→ **Given instruction**
Reproduce the records below word for word, keeping every line as it appears.

→ **Raw data**
▬▬▬▬▬▬

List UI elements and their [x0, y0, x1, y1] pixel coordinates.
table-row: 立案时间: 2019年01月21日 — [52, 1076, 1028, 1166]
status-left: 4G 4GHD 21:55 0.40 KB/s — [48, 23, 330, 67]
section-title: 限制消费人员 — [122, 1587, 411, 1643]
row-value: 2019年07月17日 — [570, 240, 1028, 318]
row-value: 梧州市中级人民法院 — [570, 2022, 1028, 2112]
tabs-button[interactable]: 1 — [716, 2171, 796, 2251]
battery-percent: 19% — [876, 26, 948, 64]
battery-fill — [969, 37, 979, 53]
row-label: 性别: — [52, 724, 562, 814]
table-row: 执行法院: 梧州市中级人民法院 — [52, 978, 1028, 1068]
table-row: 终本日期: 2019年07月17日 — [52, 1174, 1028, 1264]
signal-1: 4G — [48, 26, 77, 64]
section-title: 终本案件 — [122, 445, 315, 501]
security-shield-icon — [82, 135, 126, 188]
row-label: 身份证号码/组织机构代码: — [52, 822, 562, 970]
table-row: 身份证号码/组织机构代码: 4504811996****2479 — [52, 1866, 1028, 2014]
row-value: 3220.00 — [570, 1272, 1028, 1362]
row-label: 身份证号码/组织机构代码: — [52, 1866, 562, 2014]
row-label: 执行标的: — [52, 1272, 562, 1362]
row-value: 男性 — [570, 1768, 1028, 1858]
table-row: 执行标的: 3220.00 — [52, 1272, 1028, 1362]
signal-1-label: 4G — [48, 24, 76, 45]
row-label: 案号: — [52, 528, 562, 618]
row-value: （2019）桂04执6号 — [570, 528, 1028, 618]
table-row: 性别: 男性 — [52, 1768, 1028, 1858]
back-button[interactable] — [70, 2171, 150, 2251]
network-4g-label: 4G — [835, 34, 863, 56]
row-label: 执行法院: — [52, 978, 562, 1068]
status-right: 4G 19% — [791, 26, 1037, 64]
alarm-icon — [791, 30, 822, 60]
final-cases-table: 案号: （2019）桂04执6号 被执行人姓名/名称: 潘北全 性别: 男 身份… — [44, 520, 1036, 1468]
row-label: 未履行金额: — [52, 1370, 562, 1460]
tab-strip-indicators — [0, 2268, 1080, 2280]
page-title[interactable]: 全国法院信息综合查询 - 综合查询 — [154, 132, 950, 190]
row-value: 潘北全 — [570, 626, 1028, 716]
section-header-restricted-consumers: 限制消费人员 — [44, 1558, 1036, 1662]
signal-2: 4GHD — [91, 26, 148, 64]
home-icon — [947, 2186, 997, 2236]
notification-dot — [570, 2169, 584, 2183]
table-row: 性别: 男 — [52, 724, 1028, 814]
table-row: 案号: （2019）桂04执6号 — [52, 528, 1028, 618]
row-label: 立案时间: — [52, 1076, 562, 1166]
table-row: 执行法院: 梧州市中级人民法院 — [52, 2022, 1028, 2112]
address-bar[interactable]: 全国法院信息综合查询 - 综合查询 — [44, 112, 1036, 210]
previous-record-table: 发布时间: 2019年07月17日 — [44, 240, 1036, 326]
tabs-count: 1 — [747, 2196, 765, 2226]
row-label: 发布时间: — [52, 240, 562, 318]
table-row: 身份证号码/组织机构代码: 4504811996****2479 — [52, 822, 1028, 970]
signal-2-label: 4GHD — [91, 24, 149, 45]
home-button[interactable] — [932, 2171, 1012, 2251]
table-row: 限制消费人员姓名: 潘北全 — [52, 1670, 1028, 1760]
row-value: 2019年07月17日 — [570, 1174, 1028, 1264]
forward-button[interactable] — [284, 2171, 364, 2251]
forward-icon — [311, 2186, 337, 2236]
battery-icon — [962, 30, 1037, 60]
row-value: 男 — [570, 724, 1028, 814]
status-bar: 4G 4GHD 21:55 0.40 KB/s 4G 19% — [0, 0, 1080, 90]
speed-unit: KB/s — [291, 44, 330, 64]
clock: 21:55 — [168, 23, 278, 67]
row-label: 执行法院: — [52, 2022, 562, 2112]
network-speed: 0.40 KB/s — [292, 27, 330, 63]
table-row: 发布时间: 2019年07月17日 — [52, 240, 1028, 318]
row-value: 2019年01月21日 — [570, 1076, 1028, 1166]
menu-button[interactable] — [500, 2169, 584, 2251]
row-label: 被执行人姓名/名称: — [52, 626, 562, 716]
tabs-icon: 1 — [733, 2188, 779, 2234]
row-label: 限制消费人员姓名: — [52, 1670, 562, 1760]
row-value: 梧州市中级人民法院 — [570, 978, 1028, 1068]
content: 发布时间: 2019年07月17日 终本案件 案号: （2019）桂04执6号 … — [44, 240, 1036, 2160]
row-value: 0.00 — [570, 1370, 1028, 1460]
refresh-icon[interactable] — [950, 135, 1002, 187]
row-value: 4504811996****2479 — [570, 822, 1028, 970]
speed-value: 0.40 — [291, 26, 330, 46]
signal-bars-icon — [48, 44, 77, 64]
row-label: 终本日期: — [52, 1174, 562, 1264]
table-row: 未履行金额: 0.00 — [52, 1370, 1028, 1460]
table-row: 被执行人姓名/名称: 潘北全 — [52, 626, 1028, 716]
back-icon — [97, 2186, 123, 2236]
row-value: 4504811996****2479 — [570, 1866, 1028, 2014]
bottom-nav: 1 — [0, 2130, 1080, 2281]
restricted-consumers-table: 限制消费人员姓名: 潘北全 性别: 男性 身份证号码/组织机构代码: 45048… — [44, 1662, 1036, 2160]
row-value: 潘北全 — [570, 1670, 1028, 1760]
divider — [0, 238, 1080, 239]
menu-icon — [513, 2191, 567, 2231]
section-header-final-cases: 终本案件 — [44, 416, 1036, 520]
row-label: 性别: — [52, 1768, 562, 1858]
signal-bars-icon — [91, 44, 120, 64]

▬▬▬▬▬▬

→ **Output of the task**
List UI elements and their [x0, y0, x1, y1] pixel coordinates.
table-row: 立案时间: 2019年01月21日 — [52, 1076, 1028, 1166]
status-left: 4G 4GHD 21:55 0.40 KB/s — [48, 23, 330, 67]
section-title: 限制消费人员 — [122, 1587, 411, 1643]
row-value: 2019年07月17日 — [570, 240, 1028, 318]
row-value: 梧州市中级人民法院 — [570, 2022, 1028, 2112]
tabs-button[interactable]: 1 — [716, 2171, 796, 2251]
battery-percent: 19% — [876, 26, 948, 64]
battery-fill — [969, 37, 979, 53]
row-label: 性别: — [52, 724, 562, 814]
table-row: 执行法院: 梧州市中级人民法院 — [52, 978, 1028, 1068]
table-row: 终本日期: 2019年07月17日 — [52, 1174, 1028, 1264]
signal-1: 4G — [48, 26, 77, 64]
section-title: 终本案件 — [122, 445, 315, 501]
security-shield-icon — [82, 135, 126, 188]
row-label: 身份证号码/组织机构代码: — [52, 822, 562, 970]
table-row: 身份证号码/组织机构代码: 4504811996****2479 — [52, 1866, 1028, 2014]
row-value: 3220.00 — [570, 1272, 1028, 1362]
row-label: 身份证号码/组织机构代码: — [52, 1866, 562, 2014]
row-label: 执行标的: — [52, 1272, 562, 1362]
row-value: 男性 — [570, 1768, 1028, 1858]
table-row: 执行标的: 3220.00 — [52, 1272, 1028, 1362]
signal-1-label: 4G — [48, 24, 76, 45]
row-label: 案号: — [52, 528, 562, 618]
row-value: （2019）桂04执6号 — [570, 528, 1028, 618]
table-row: 性别: 男性 — [52, 1768, 1028, 1858]
back-button[interactable] — [70, 2171, 150, 2251]
network-4g-label: 4G — [835, 34, 863, 56]
row-label: 执行法院: — [52, 978, 562, 1068]
status-right: 4G 19% — [791, 26, 1037, 64]
alarm-icon — [791, 30, 822, 60]
final-cases-table: 案号: （2019）桂04执6号 被执行人姓名/名称: 潘北全 性别: 男 身份… — [44, 520, 1036, 1468]
row-label: 未履行金额: — [52, 1370, 562, 1460]
tab-strip-indicators — [0, 2268, 1080, 2280]
page-title[interactable]: 全国法院信息综合查询 - 综合查询 — [154, 132, 950, 190]
row-value: 潘北全 — [570, 626, 1028, 716]
section-header-restricted-consumers: 限制消费人员 — [44, 1558, 1036, 1662]
signal-2: 4GHD — [91, 26, 148, 64]
home-icon — [947, 2186, 997, 2236]
notification-dot — [570, 2169, 584, 2183]
table-row: 性别: 男 — [52, 724, 1028, 814]
table-row: 案号: （2019）桂04执6号 — [52, 528, 1028, 618]
row-label: 立案时间: — [52, 1076, 562, 1166]
table-row: 执行法院: 梧州市中级人民法院 — [52, 2022, 1028, 2112]
address-bar[interactable]: 全国法院信息综合查询 - 综合查询 — [44, 112, 1036, 210]
previous-record-table: 发布时间: 2019年07月17日 — [44, 240, 1036, 326]
tabs-count: 1 — [747, 2196, 765, 2226]
row-label: 发布时间: — [52, 240, 562, 318]
table-row: 身份证号码/组织机构代码: 4504811996****2479 — [52, 822, 1028, 970]
signal-2-label: 4GHD — [91, 24, 149, 45]
home-button[interactable] — [932, 2171, 1012, 2251]
table-row: 限制消费人员姓名: 潘北全 — [52, 1670, 1028, 1760]
row-value: 2019年07月17日 — [570, 1174, 1028, 1264]
forward-button[interactable] — [284, 2171, 364, 2251]
forward-icon — [311, 2186, 337, 2236]
battery-icon — [962, 30, 1037, 60]
row-value: 男 — [570, 724, 1028, 814]
status-bar: 4G 4GHD 21:55 0.40 KB/s 4G 19% — [0, 0, 1080, 90]
speed-unit: KB/s — [291, 44, 330, 64]
clock: 21:55 — [168, 23, 278, 67]
row-label: 执行法院: — [52, 2022, 562, 2112]
network-speed: 0.40 KB/s — [292, 27, 330, 63]
table-row: 发布时间: 2019年07月17日 — [52, 240, 1028, 318]
row-value: 2019年01月21日 — [570, 1076, 1028, 1166]
menu-button[interactable] — [500, 2169, 584, 2251]
row-label: 被执行人姓名/名称: — [52, 626, 562, 716]
tabs-icon: 1 — [733, 2188, 779, 2234]
row-label: 限制消费人员姓名: — [52, 1670, 562, 1760]
row-value: 梧州市中级人民法院 — [570, 978, 1028, 1068]
content: 发布时间: 2019年07月17日 终本案件 案号: （2019）桂04执6号 … — [44, 240, 1036, 2160]
row-value: 0.00 — [570, 1370, 1028, 1460]
refresh-icon[interactable] — [950, 135, 1002, 187]
row-value: 4504811996****2479 — [570, 822, 1028, 970]
speed-value: 0.40 — [291, 26, 330, 46]
signal-bars-icon — [48, 44, 77, 64]
row-label: 终本日期: — [52, 1174, 562, 1264]
table-row: 未履行金额: 0.00 — [52, 1370, 1028, 1460]
table-row: 被执行人姓名/名称: 潘北全 — [52, 626, 1028, 716]
back-icon — [97, 2186, 123, 2236]
row-value: 4504811996****2479 — [570, 1866, 1028, 2014]
bottom-nav: 1 — [0, 2130, 1080, 2281]
restricted-consumers-table: 限制消费人员姓名: 潘北全 性别: 男性 身份证号码/组织机构代码: 45048… — [44, 1662, 1036, 2160]
row-value: 潘北全 — [570, 1670, 1028, 1760]
divider — [0, 238, 1080, 239]
menu-icon — [513, 2191, 567, 2231]
section-header-final-cases: 终本案件 — [44, 416, 1036, 520]
row-label: 性别: — [52, 1768, 562, 1858]
signal-bars-icon — [91, 44, 120, 64]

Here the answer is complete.